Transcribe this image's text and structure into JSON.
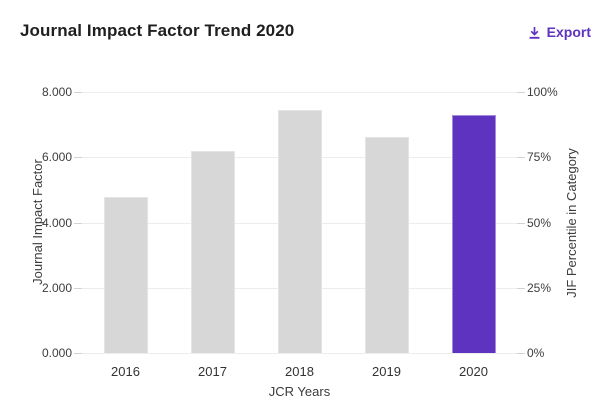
{
  "header": {
    "title": "Journal Impact Factor Trend 2020",
    "export_label": "Export"
  },
  "colors": {
    "accent": "#5e33bf",
    "bar_default": "#d7d7d7",
    "bar_default_border": "#e4e4e4",
    "bar_highlight": "#5e33bf",
    "bar_highlight_border": "#a38cd9",
    "gridline": "#ededed",
    "tick": "#d2d2d2"
  },
  "chart_data": {
    "type": "bar",
    "title": "Journal Impact Factor Trend 2020",
    "categories": [
      "2016",
      "2017",
      "2018",
      "2019",
      "2020"
    ],
    "values": [
      4.78,
      6.19,
      7.46,
      6.63,
      7.31
    ],
    "series_name": "Journal Impact Factor",
    "highlight_category": "2020",
    "xlabel": "JCR Years",
    "ylabel_left": "Journal Impact Factor",
    "ylabel_right": "JIF Percentile in Category",
    "y_left_ticks": [
      "8.000",
      "6.000",
      "4.000",
      "2.000",
      "0.000"
    ],
    "y_right_ticks": [
      "100%",
      "75%",
      "50%",
      "25%",
      "0%"
    ],
    "ylim_left": [
      0,
      8
    ],
    "ylim_right": [
      0,
      100
    ],
    "grid": true,
    "legend": "none"
  }
}
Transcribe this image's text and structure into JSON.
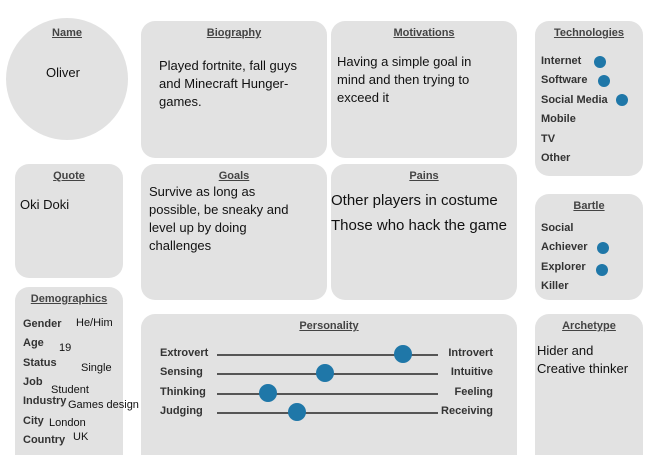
{
  "name": {
    "header": "Name",
    "value": "Oliver"
  },
  "biography": {
    "header": "Biography",
    "text": "Played fortnite, fall guys and Minecraft Hunger-games."
  },
  "motivations": {
    "header": "Motivations",
    "text": "Having a simple goal in mind and then trying to exceed it"
  },
  "technologies": {
    "header": "Technologies",
    "items": [
      {
        "label": "Internet",
        "marked": true
      },
      {
        "label": "Software",
        "marked": true
      },
      {
        "label": "Social Media",
        "marked": true
      },
      {
        "label": "Mobile",
        "marked": false
      },
      {
        "label": "TV",
        "marked": false
      },
      {
        "label": "Other",
        "marked": false
      }
    ]
  },
  "quote": {
    "header": "Quote",
    "text": "Oki Doki"
  },
  "goals": {
    "header": "Goals",
    "text": "Survive as long as possible, be sneaky and level up by doing challenges"
  },
  "pains": {
    "header": "Pains",
    "lines": [
      "Other players in costume",
      "Those who hack the game"
    ]
  },
  "bartle": {
    "header": "Bartle",
    "items": [
      {
        "label": "Social",
        "marked": false
      },
      {
        "label": "Achiever",
        "marked": true
      },
      {
        "label": "Explorer",
        "marked": true
      },
      {
        "label": "Killer",
        "marked": false
      }
    ]
  },
  "demographics": {
    "header": "Demographics",
    "rows": [
      {
        "label": "Gender",
        "value": "He/Him"
      },
      {
        "label": "Age",
        "value": "19"
      },
      {
        "label": "Status",
        "value": "Single"
      },
      {
        "label": "Job",
        "value": "Student"
      },
      {
        "label": "Industry",
        "value": "Games design"
      },
      {
        "label": "City",
        "value": "London"
      },
      {
        "label": "Country",
        "value": "UK"
      }
    ]
  },
  "personality": {
    "header": "Personality",
    "sliders": [
      {
        "left": "Extrovert",
        "right": "Introvert",
        "level": 0.84
      },
      {
        "left": "Sensing",
        "right": "Intuitive",
        "level": 0.49
      },
      {
        "left": "Thinking",
        "right": "Feeling",
        "level": 0.23
      },
      {
        "left": "Judging",
        "right": "Receiving",
        "level": 0.36
      }
    ]
  },
  "archetype": {
    "header": "Archetype",
    "text": "Hider and Creative thinker"
  },
  "colors": {
    "card": "#e2e2e2",
    "accent": "#1f77a8"
  }
}
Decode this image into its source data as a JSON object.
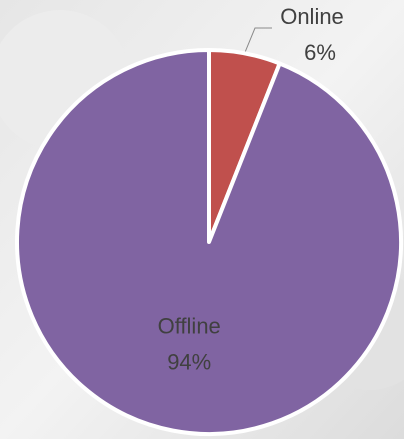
{
  "chart_data": {
    "type": "pie",
    "categories": [
      "Online",
      "Offline"
    ],
    "values": [
      6,
      94
    ],
    "value_labels": [
      "6%",
      "94%"
    ],
    "colors": [
      "#c0504d",
      "#8064a2"
    ]
  }
}
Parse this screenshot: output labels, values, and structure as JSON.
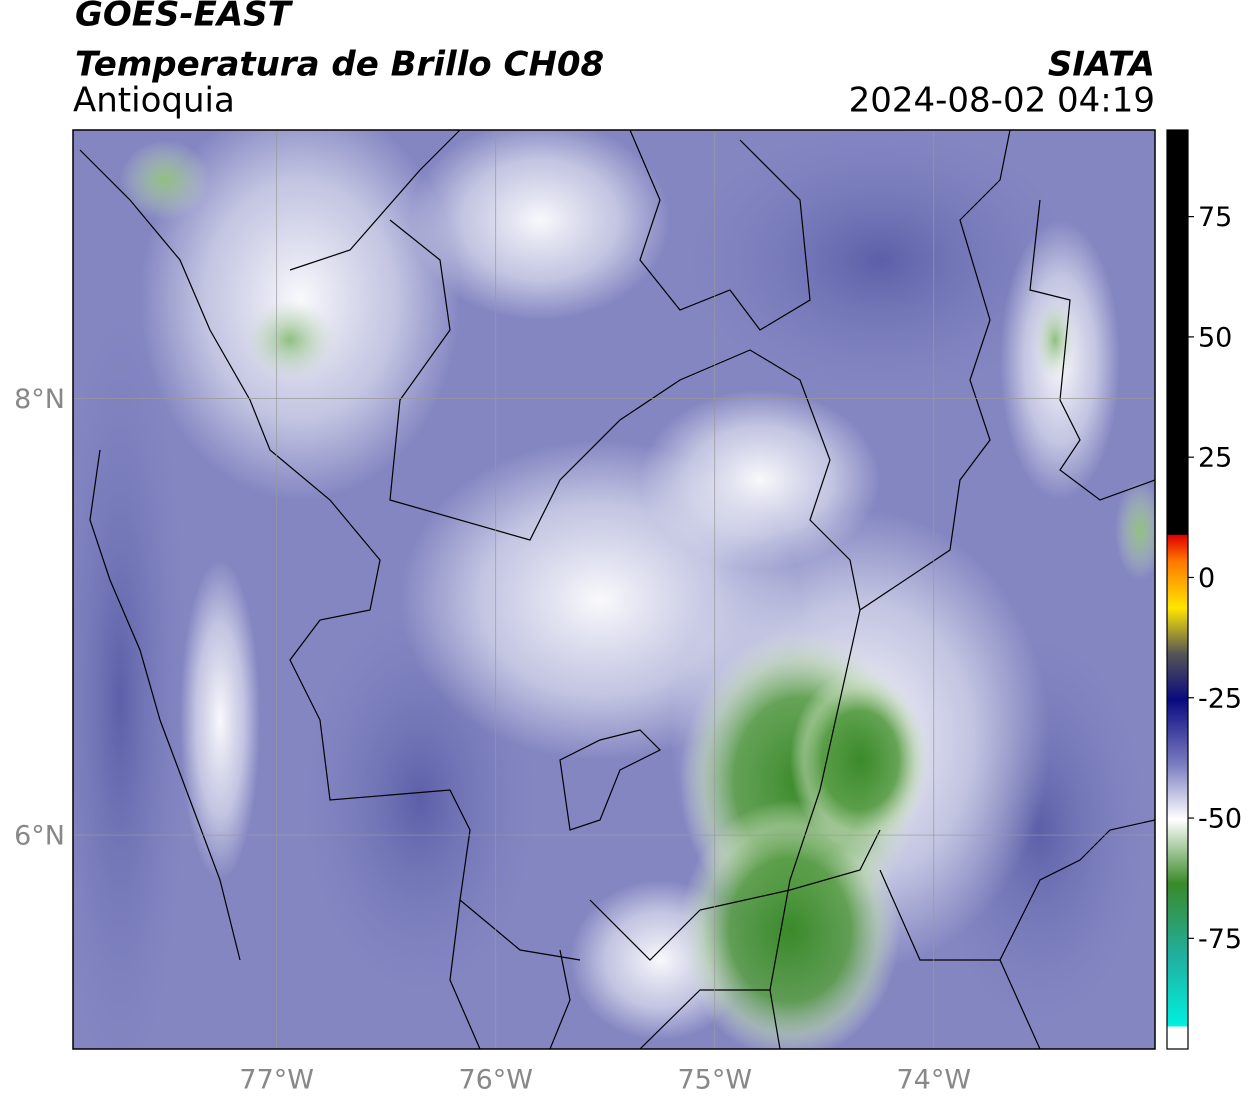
{
  "header": {
    "satellite": "GOES-EAST",
    "product": "Temperatura de Brillo CH08",
    "region": "Antioquia",
    "source": "SIATA",
    "datetime": "2024-08-02 04:19"
  },
  "map": {
    "xlim": [
      -77.93,
      -72.99
    ],
    "ylim": [
      5.02,
      9.23
    ],
    "xticks": [
      {
        "value": -77,
        "label": "77°W"
      },
      {
        "value": -76,
        "label": "76°W"
      },
      {
        "value": -75,
        "label": "75°W"
      },
      {
        "value": -74,
        "label": "74°W"
      }
    ],
    "yticks": [
      {
        "value": 8,
        "label": "8°N"
      },
      {
        "value": 6,
        "label": "6°N"
      }
    ]
  },
  "colorbar": {
    "lim": [
      -98,
      93
    ],
    "ticks": [
      75,
      50,
      25,
      0,
      -25,
      -50,
      -75
    ]
  }
}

=-=-=-=-=

Stated goal: Print out the whole of the material word for word, without pictures.

Result of the task:
Transcribe this image's text and structure into JSON.
{
  "header": {
    "title": "Journal Impact Factor Trend 2020",
    "export_label": "Export"
  },
  "colors": {
    "accent": "#5e33bf",
    "bar_default": "#d7d7d7",
    "bar_default_border": "#e4e4e4",
    "bar_highlight": "#5e33bf",
    "bar_highlight_border": "#a38cd9",
    "gridline": "#ededed",
    "tick": "#d2d2d2"
  },
  "chart_data": {
    "type": "bar",
    "title": "Journal Impact Factor Trend 2020",
    "categories": [
      "2016",
      "2017",
      "2018",
      "2019",
      "2020"
    ],
    "values": [
      4.78,
      6.19,
      7.46,
      6.63,
      7.31
    ],
    "series_name": "Journal Impact Factor",
    "highlight_category": "2020",
    "xlabel": "JCR Years",
    "ylabel_left": "Journal Impact Factor",
    "ylabel_right": "JIF Percentile in Category",
    "y_left_ticks": [
      "8.000",
      "6.000",
      "4.000",
      "2.000",
      "0.000"
    ],
    "y_right_ticks": [
      "100%",
      "75%",
      "50%",
      "25%",
      "0%"
    ],
    "ylim_left": [
      0,
      8
    ],
    "ylim_right": [
      0,
      100
    ],
    "grid": true,
    "legend": "none"
  }
}
Transcribe this image's text and structure into JSON.
{
  "name": {
    "header": "Name",
    "value": "Oliver"
  },
  "biography": {
    "header": "Biography",
    "text": "Played fortnite, fall guys and Minecraft Hunger-games."
  },
  "motivations": {
    "header": "Motivations",
    "text": "Having a simple goal in mind and then trying to exceed it"
  },
  "technologies": {
    "header": "Technologies",
    "items": [
      {
        "label": "Internet",
        "marked": true
      },
      {
        "label": "Software",
        "marked": true
      },
      {
        "label": "Social Media",
        "marked": true
      },
      {
        "label": "Mobile",
        "marked": false
      },
      {
        "label": "TV",
        "marked": false
      },
      {
        "label": "Other",
        "marked": false
      }
    ]
  },
  "quote": {
    "header": "Quote",
    "text": "Oki Doki"
  },
  "goals": {
    "header": "Goals",
    "text": "Survive as long as possible, be sneaky and level up by doing challenges"
  },
  "pains": {
    "header": "Pains",
    "lines": [
      "Other players in costume",
      "Those who hack the game"
    ]
  },
  "bartle": {
    "header": "Bartle",
    "items": [
      {
        "label": "Social",
        "marked": false
      },
      {
        "label": "Achiever",
        "marked": true
      },
      {
        "label": "Explorer",
        "marked": true
      },
      {
        "label": "Killer",
        "marked": false
      }
    ]
  },
  "demographics": {
    "header": "Demographics",
    "rows": [
      {
        "label": "Gender",
        "value": "He/Him"
      },
      {
        "label": "Age",
        "value": "19"
      },
      {
        "label": "Status",
        "value": "Single"
      },
      {
        "label": "Job",
        "value": "Student"
      },
      {
        "label": "Industry",
        "value": "Games design"
      },
      {
        "label": "City",
        "value": "London"
      },
      {
        "label": "Country",
        "value": "UK"
      }
    ]
  },
  "personality": {
    "header": "Personality",
    "sliders": [
      {
        "left": "Extrovert",
        "right": "Introvert",
        "level": 0.84
      },
      {
        "left": "Sensing",
        "right": "Intuitive",
        "level": 0.49
      },
      {
        "left": "Thinking",
        "right": "Feeling",
        "level": 0.23
      },
      {
        "left": "Judging",
        "right": "Receiving",
        "level": 0.36
      }
    ]
  },
  "archetype": {
    "header": "Archetype",
    "text": "Hider and Creative thinker"
  },
  "colors": {
    "card": "#e2e2e2",
    "accent": "#1f77a8"
  }
}
Decode this image into its source data as a JSON object.
{
  "chart_data": {
    "type": "pie",
    "categories": [
      "Online",
      "Offline"
    ],
    "values": [
      6,
      94
    ],
    "value_labels": [
      "6%",
      "94%"
    ],
    "colors": [
      "#c0504d",
      "#8064a2"
    ]
  }
}
Parse this screenshot: output labels, values, and structure as JSON.
{
  "header": {
    "satellite": "GOES-EAST",
    "product": "Temperatura de Brillo CH08",
    "region": "Antioquia",
    "source": "SIATA",
    "datetime": "2024-08-02 04:19"
  },
  "map": {
    "xlim": [
      -77.93,
      -72.99
    ],
    "ylim": [
      5.02,
      9.23
    ],
    "xticks": [
      {
        "value": -77,
        "label": "77°W"
      },
      {
        "value": -76,
        "label": "76°W"
      },
      {
        "value": -75,
        "label": "75°W"
      },
      {
        "value": -74,
        "label": "74°W"
      }
    ],
    "yticks": [
      {
        "value": 8,
        "label": "8°N"
      },
      {
        "value": 6,
        "label": "6°N"
      }
    ]
  },
  "colorbar": {
    "lim": [
      -98,
      93
    ],
    "ticks": [
      75,
      50,
      25,
      0,
      -25,
      -50,
      -75
    ]
  }
}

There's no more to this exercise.